> [What you are asked to do] Can you reproduce the data beneath, keeping every line exact?

> [Data supplied]
++++++++++

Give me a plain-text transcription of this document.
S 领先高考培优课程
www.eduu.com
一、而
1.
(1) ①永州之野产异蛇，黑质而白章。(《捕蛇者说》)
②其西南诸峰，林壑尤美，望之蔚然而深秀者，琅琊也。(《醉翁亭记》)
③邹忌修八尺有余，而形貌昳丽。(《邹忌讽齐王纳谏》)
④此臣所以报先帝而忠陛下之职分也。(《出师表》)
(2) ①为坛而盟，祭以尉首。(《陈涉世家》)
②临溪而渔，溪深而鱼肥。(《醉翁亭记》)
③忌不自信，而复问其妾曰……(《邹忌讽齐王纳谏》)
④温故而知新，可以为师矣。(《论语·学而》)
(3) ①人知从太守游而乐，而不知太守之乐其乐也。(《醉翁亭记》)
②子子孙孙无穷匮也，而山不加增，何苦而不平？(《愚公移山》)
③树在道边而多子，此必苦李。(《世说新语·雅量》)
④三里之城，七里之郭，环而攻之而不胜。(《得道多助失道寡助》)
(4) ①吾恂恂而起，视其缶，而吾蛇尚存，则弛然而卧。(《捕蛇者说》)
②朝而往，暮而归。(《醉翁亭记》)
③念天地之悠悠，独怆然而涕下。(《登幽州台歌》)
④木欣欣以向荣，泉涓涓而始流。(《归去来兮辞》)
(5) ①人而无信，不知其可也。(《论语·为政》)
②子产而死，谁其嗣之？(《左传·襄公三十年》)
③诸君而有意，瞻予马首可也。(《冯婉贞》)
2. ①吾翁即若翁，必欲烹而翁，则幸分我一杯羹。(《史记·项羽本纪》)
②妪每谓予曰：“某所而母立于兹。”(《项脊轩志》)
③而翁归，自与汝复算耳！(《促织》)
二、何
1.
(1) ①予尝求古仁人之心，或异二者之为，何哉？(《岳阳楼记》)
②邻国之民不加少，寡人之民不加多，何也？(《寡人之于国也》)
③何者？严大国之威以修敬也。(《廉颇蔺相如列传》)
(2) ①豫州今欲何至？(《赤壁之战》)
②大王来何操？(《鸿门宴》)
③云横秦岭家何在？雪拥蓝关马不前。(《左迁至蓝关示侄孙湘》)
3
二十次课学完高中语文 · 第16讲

++++++++++

> [Problem solution]
Give me a plain-text transcription of this document.
S 领先高考培优课程
www.eduu.com
一、而
1.
(1) ①永州之野产异蛇，黑质而白章。(《捕蛇者说》)
②其西南诸峰，林壑尤美，望之蔚然而深秀者，琅琊也。(《醉翁亭记》)
③邹忌修八尺有余，而形貌昳丽。(《邹忌讽齐王纳谏》)
④此臣所以报先帝而忠陛下之职分也。(《出师表》)
(2) ①为坛而盟，祭以尉首。(《陈涉世家》)
②临溪而渔，溪深而鱼肥。(《醉翁亭记》)
③忌不自信，而复问其妾曰……(《邹忌讽齐王纳谏》)
④温故而知新，可以为师矣。(《论语·学而》)
(3) ①人知从太守游而乐，而不知太守之乐其乐也。(《醉翁亭记》)
②子子孙孙无穷匮也，而山不加增，何苦而不平？(《愚公移山》)
③树在道边而多子，此必苦李。(《世说新语·雅量》)
④三里之城，七里之郭，环而攻之而不胜。(《得道多助失道寡助》)
(4) ①吾恂恂而起，视其缶，而吾蛇尚存，则弛然而卧。(《捕蛇者说》)
②朝而往，暮而归。(《醉翁亭记》)
③念天地之悠悠，独怆然而涕下。(《登幽州台歌》)
④木欣欣以向荣，泉涓涓而始流。(《归去来兮辞》)
(5) ①人而无信，不知其可也。(《论语·为政》)
②子产而死，谁其嗣之？(《左传·襄公三十年》)
③诸君而有意，瞻予马首可也。(《冯婉贞》)
2. ①吾翁即若翁，必欲烹而翁，则幸分我一杯羹。(《史记·项羽本纪》)
②妪每谓予曰：“某所而母立于兹。”(《项脊轩志》)
③而翁归，自与汝复算耳！(《促织》)
二、何
1.
(1) ①予尝求古仁人之心，或异二者之为，何哉？(《岳阳楼记》)
②邻国之民不加少，寡人之民不加多，何也？(《寡人之于国也》)
③何者？严大国之威以修敬也。(《廉颇蔺相如列传》)
(2) ①豫州今欲何至？(《赤壁之战》)
②大王来何操？(《鸿门宴》)
③云横秦岭家何在？雪拥蓝关马不前。(《左迁至蓝关示侄孙湘》)
3
二十次课学完高中语文 · 第16讲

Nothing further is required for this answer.